Where a line of the material contains the string "Demand", copy that line.

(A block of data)
--------------------
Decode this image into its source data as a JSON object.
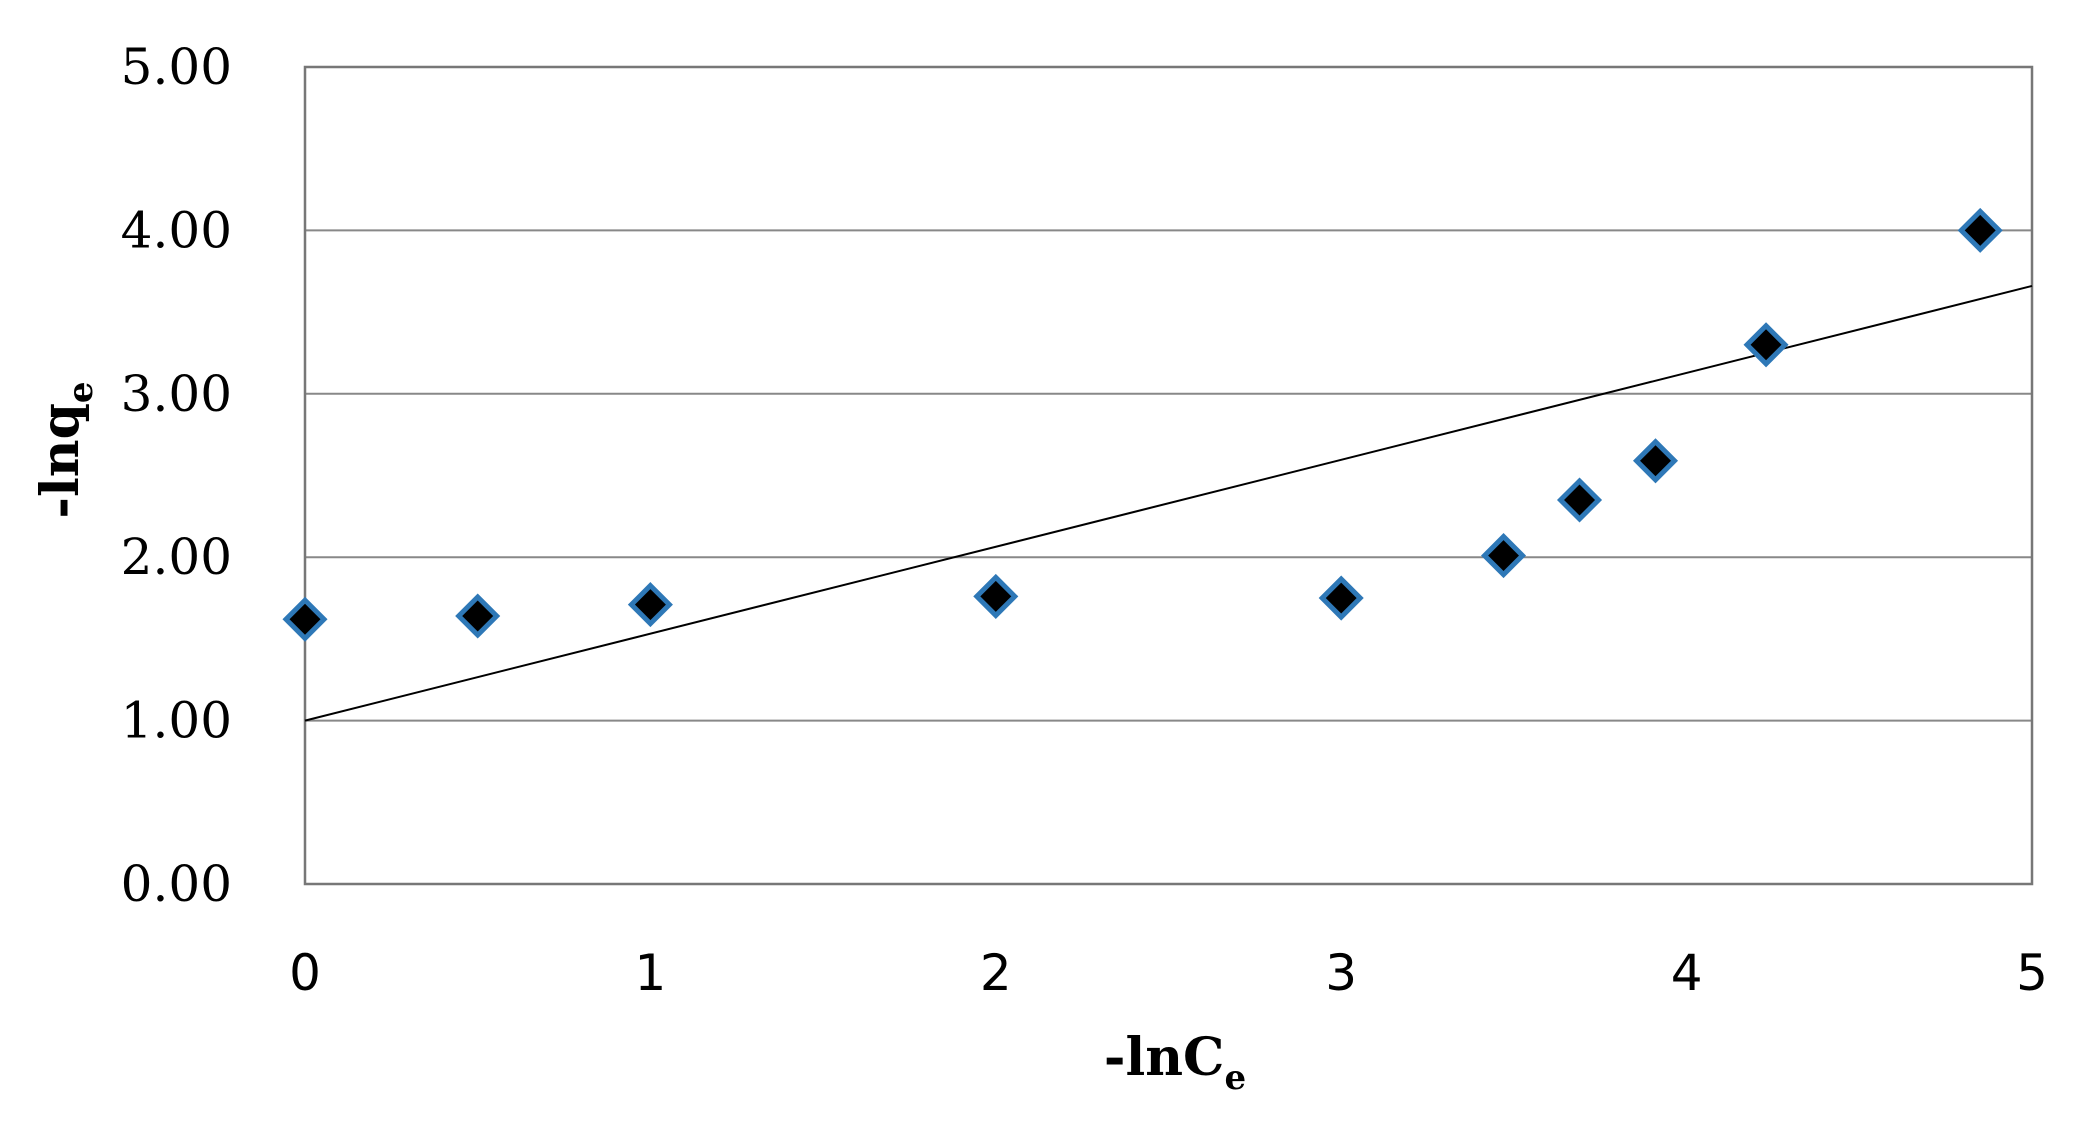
{
  "chart_data": {
    "type": "scatter",
    "title": "",
    "xlabel": {
      "main": "-lnC",
      "sub": "e"
    },
    "ylabel": {
      "main": "-lnq",
      "sub": "e"
    },
    "xlim": [
      0,
      5
    ],
    "ylim": [
      0,
      5
    ],
    "x_ticks": [
      "0",
      "1",
      "2",
      "3",
      "4",
      "5"
    ],
    "y_ticks": [
      "0.00",
      "1.00",
      "2.00",
      "3.00",
      "4.00",
      "5.00"
    ],
    "grid": "horizontal",
    "legend": "none",
    "series": [
      {
        "points": [
          {
            "x": 0.0,
            "y": 1.62
          },
          {
            "x": 0.5,
            "y": 1.64
          },
          {
            "x": 1.0,
            "y": 1.71
          },
          {
            "x": 2.0,
            "y": 1.76
          },
          {
            "x": 3.0,
            "y": 1.75
          },
          {
            "x": 3.47,
            "y": 2.01
          },
          {
            "x": 3.69,
            "y": 2.35
          },
          {
            "x": 3.91,
            "y": 2.59
          },
          {
            "x": 4.23,
            "y": 3.3
          },
          {
            "x": 4.85,
            "y": 4.0
          }
        ],
        "marker": "diamond",
        "marker_fill": "#000000",
        "marker_edge": "#2e78b7"
      }
    ],
    "trendline": {
      "x": [
        0,
        5
      ],
      "y": [
        1.0,
        3.66
      ],
      "color": "#000000"
    }
  }
}
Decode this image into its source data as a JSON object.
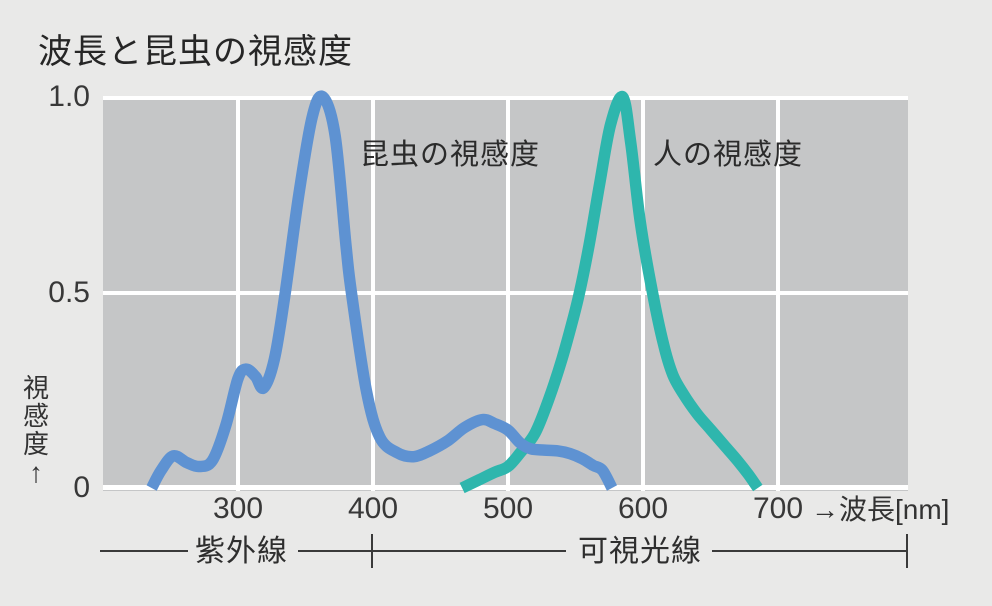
{
  "title": "波長と昆虫の視感度",
  "curve_labels": {
    "insect": "昆虫の視感度",
    "human": "人の視感度"
  },
  "y_axis": {
    "label": "視感度",
    "arrow": "↑",
    "ticks": [
      "1.0",
      "0.5",
      "0"
    ]
  },
  "x_axis": {
    "title": "→波長[nm]"
  },
  "regions": {
    "uv": "紫外線",
    "visible": "可視光線"
  },
  "colors": {
    "insect": "#5e92d2",
    "human": "#2eb6ad",
    "plot_bg": "#c5c6c7",
    "page_bg": "#e9e9e8",
    "grid": "#ffffff",
    "band_line": "#3a3a3a",
    "text": "#2e2e2e"
  },
  "chart_data": {
    "type": "line",
    "title": "波長と昆虫の視感度",
    "xlabel": "波長 [nm]",
    "ylabel": "視感度",
    "xlim": [
      200,
      795
    ],
    "ylim": [
      0,
      1.0
    ],
    "x_ticks": [
      300,
      400,
      500,
      600,
      700
    ],
    "y_ticks": [
      0,
      0.5,
      1.0
    ],
    "grid": true,
    "legend_position": "inline-annotations",
    "annotations": [
      {
        "text": "紫外線",
        "region_nm": [
          200,
          400
        ]
      },
      {
        "text": "可視光線",
        "region_nm": [
          400,
          795
        ]
      }
    ],
    "series": [
      {
        "name": "人の視感度",
        "color": "#2eb6ad",
        "peak_nm": 585,
        "x": [
          466,
          478,
          490,
          500,
          509,
          520,
          530,
          540,
          548,
          553,
          560,
          568,
          576,
          585,
          591,
          598,
          607,
          615,
          622,
          630,
          640,
          650,
          660,
          670,
          678,
          685
        ],
        "y": [
          0,
          0.02,
          0.04,
          0.055,
          0.09,
          0.14,
          0.225,
          0.33,
          0.43,
          0.5,
          0.62,
          0.78,
          0.93,
          1.0,
          0.88,
          0.68,
          0.5,
          0.37,
          0.29,
          0.24,
          0.19,
          0.15,
          0.11,
          0.07,
          0.035,
          0
        ]
      },
      {
        "name": "昆虫の視感度",
        "color": "#5e92d2",
        "peak_nm": 363,
        "x": [
          236,
          243,
          252,
          262,
          271,
          281,
          291,
          300,
          306,
          313,
          319,
          327,
          335,
          345,
          355,
          363,
          372,
          380,
          384,
          395,
          405,
          418,
          430,
          442,
          455,
          468,
          481,
          490,
          500,
          509,
          517,
          527,
          537,
          546,
          555,
          563,
          570,
          577
        ],
        "y": [
          0,
          0.045,
          0.082,
          0.065,
          0.055,
          0.07,
          0.16,
          0.28,
          0.304,
          0.285,
          0.256,
          0.33,
          0.5,
          0.75,
          0.95,
          1.0,
          0.9,
          0.62,
          0.5,
          0.25,
          0.13,
          0.09,
          0.08,
          0.095,
          0.12,
          0.155,
          0.175,
          0.165,
          0.148,
          0.115,
          0.1,
          0.097,
          0.095,
          0.088,
          0.075,
          0.058,
          0.045,
          0
        ]
      }
    ]
  }
}
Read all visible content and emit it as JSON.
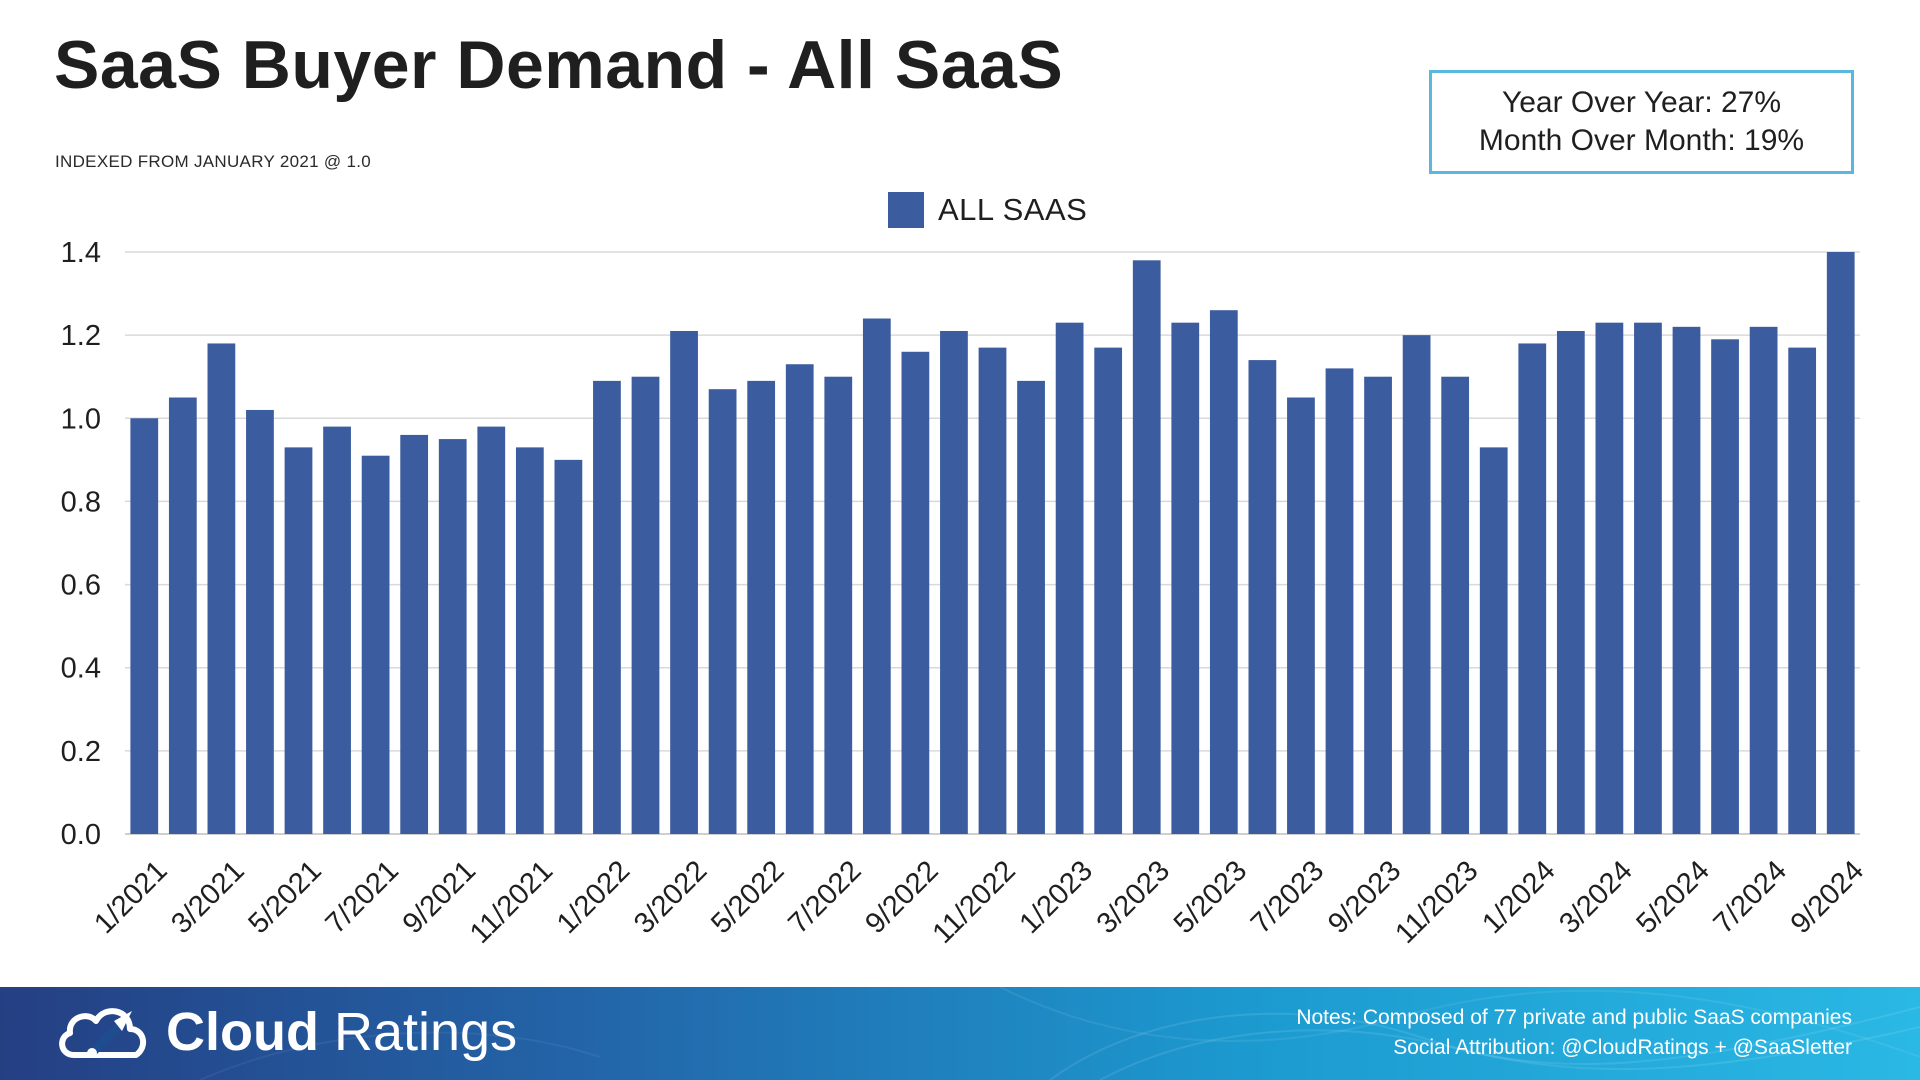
{
  "title": "SaaS Buyer Demand - All SaaS",
  "subtitle": "INDEXED FROM JANUARY 2021 @ 1.0",
  "stats": {
    "yoy": "Year Over Year: 27%",
    "mom": "Month Over Month: 19%"
  },
  "colors": {
    "bar": "#3b5c9e",
    "accent": "#5ab7dd",
    "grid": "#d9d9d9"
  },
  "chart_data": {
    "type": "bar",
    "title": "SaaS Buyer Demand - All SaaS",
    "subtitle": "INDEXED FROM JANUARY 2021 @ 1.0",
    "xlabel": "",
    "ylabel": "",
    "ylim": [
      0,
      1.4
    ],
    "yticks": [
      "0.0",
      "0.2",
      "0.4",
      "0.6",
      "0.8",
      "1.0",
      "1.2",
      "1.4"
    ],
    "grid": true,
    "legend_position": "top-center",
    "categories": [
      "1/2021",
      "2/2021",
      "3/2021",
      "4/2021",
      "5/2021",
      "6/2021",
      "7/2021",
      "8/2021",
      "9/2021",
      "10/2021",
      "11/2021",
      "12/2021",
      "1/2022",
      "2/2022",
      "3/2022",
      "4/2022",
      "5/2022",
      "6/2022",
      "7/2022",
      "8/2022",
      "9/2022",
      "10/2022",
      "11/2022",
      "12/2022",
      "1/2023",
      "2/2023",
      "3/2023",
      "4/2023",
      "5/2023",
      "6/2023",
      "7/2023",
      "8/2023",
      "9/2023",
      "10/2023",
      "11/2023",
      "12/2023",
      "1/2024",
      "2/2024",
      "3/2024",
      "4/2024",
      "5/2024",
      "6/2024",
      "7/2024",
      "8/2024",
      "9/2024"
    ],
    "tick_labels": [
      "1/2021",
      "3/2021",
      "5/2021",
      "7/2021",
      "9/2021",
      "11/2021",
      "1/2022",
      "3/2022",
      "5/2022",
      "7/2022",
      "9/2022",
      "11/2022",
      "1/2023",
      "3/2023",
      "5/2023",
      "7/2023",
      "9/2023",
      "11/2023",
      "1/2024",
      "3/2024",
      "5/2024",
      "7/2024",
      "9/2024"
    ],
    "series": [
      {
        "name": "ALL SAAS",
        "values": [
          1.0,
          1.05,
          1.18,
          1.02,
          0.93,
          0.98,
          0.91,
          0.96,
          0.95,
          0.98,
          0.93,
          0.9,
          1.09,
          1.1,
          1.21,
          1.07,
          1.09,
          1.13,
          1.1,
          1.24,
          1.16,
          1.21,
          1.17,
          1.09,
          1.23,
          1.17,
          1.38,
          1.23,
          1.26,
          1.14,
          1.05,
          1.12,
          1.1,
          1.2,
          1.1,
          0.93,
          1.18,
          1.21,
          1.23,
          1.23,
          1.22,
          1.19,
          1.22,
          1.17,
          1.4
        ]
      }
    ]
  },
  "footer": {
    "brand_bold": "Cloud",
    "brand_light": " Ratings",
    "logo_icon": "cloud-gauge-icon",
    "notes_line1": "Notes: Composed of 77 private and public SaaS companies",
    "notes_line2": "Social Attribution: @CloudRatings + @SaaSletter"
  }
}
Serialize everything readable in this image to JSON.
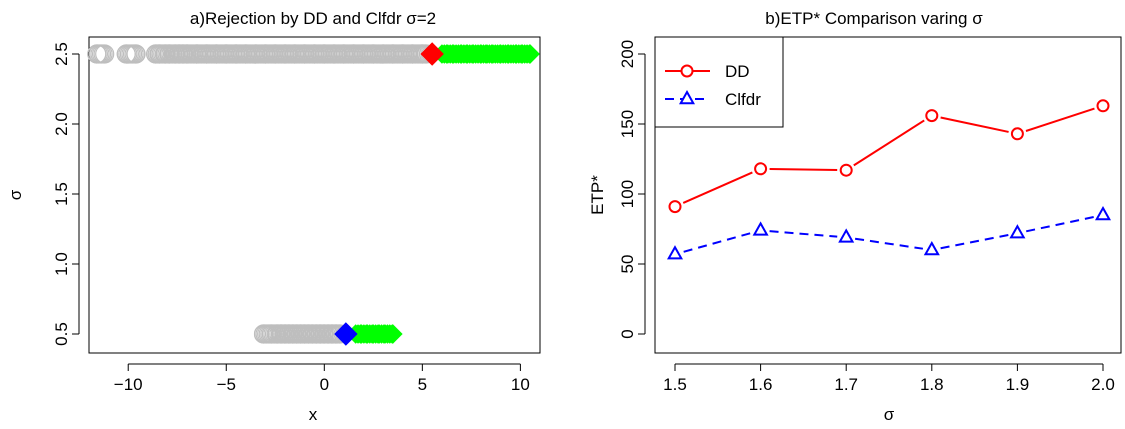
{
  "chart_data": [
    {
      "type": "scatter",
      "title": "a)Rejection by DD and Clfdr σ=2",
      "xlabel": "x",
      "ylabel": "σ",
      "xlim": [
        -12,
        11
      ],
      "ylim": [
        0.5,
        2.5
      ],
      "xticks": [
        -10,
        -5,
        0,
        5,
        10
      ],
      "xtick_labels": [
        "−10",
        "−5",
        "0",
        "5",
        "10"
      ],
      "yticks": [
        0.5,
        1.0,
        1.5,
        2.0,
        2.5
      ],
      "ytick_labels": [
        "0.5",
        "1.0",
        "1.5",
        "2.0",
        "2.5"
      ],
      "grid": false,
      "colors": {
        "not_rejected": "#bebebe",
        "rejected_dd_only": "#00ff00",
        "threshold_dd": "#ff0000",
        "threshold_clfdr": "#0000ff"
      },
      "series": [
        {
          "sigma": 2.5,
          "not_rejected_x": [
            -11.6,
            -11.2,
            -10.1,
            -9.6,
            -8.6,
            -8.4,
            -8.1,
            -7.9,
            -7.6,
            -7.4,
            -7.2,
            -7.0,
            -6.5,
            -6.0,
            -5.5,
            -5.0,
            -4.5,
            -4.0,
            -3.5,
            -3.0,
            -2.5,
            -2.0,
            -1.5,
            -1.0,
            -0.5,
            0.0,
            0.5,
            1.0,
            1.5,
            2.0,
            2.5,
            3.0,
            3.5,
            4.0,
            4.5,
            5.0,
            5.2
          ],
          "threshold_x": 5.5,
          "rejected_x": [
            6.0,
            6.3,
            6.6,
            7.0,
            7.3,
            7.6,
            8.0,
            8.3,
            8.6,
            9.0,
            9.4,
            9.8,
            10.1,
            10.5
          ]
        },
        {
          "sigma": 0.5,
          "not_rejected_x": [
            -3.1,
            -2.7,
            -2.4,
            -2.2,
            -2.0,
            -1.8,
            -1.6,
            -1.4,
            -1.2,
            -1.0,
            -0.8,
            -0.6,
            -0.4,
            -0.2,
            0.0,
            0.2,
            0.4,
            0.6,
            0.8
          ],
          "threshold_x": 1.1,
          "rejected_x": [
            1.6,
            1.9,
            2.2,
            2.5,
            2.8,
            3.1,
            3.5
          ]
        }
      ]
    },
    {
      "type": "line",
      "title": "b)ETP* Comparison varing σ",
      "xlabel": "σ",
      "ylabel": "ETP*",
      "x": [
        1.5,
        1.6,
        1.7,
        1.8,
        1.9,
        2.0
      ],
      "xlim": [
        1.5,
        2.0
      ],
      "ylim": [
        0,
        200
      ],
      "xticks": [
        1.5,
        1.6,
        1.7,
        1.8,
        1.9,
        2.0
      ],
      "xtick_labels": [
        "1.5",
        "1.6",
        "1.7",
        "1.8",
        "1.9",
        "2.0"
      ],
      "yticks": [
        0,
        50,
        100,
        150,
        200
      ],
      "ytick_labels": [
        "0",
        "50",
        "100",
        "150",
        "200"
      ],
      "grid": false,
      "legend": "top-left",
      "series": [
        {
          "name": "DD",
          "values": [
            91,
            118,
            117,
            156,
            143,
            163
          ],
          "color": "#ff0000",
          "marker": "circle",
          "line": "solid"
        },
        {
          "name": "Clfdr",
          "values": [
            57,
            74,
            69,
            60,
            72,
            85
          ],
          "color": "#0000ff",
          "marker": "triangle",
          "line": "dashed"
        }
      ]
    }
  ]
}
--------------------
| Response |
  "title": "SaaS Buyer Demand - All SaaS",
    "title": "SaaS Buyer Demand - All SaaS",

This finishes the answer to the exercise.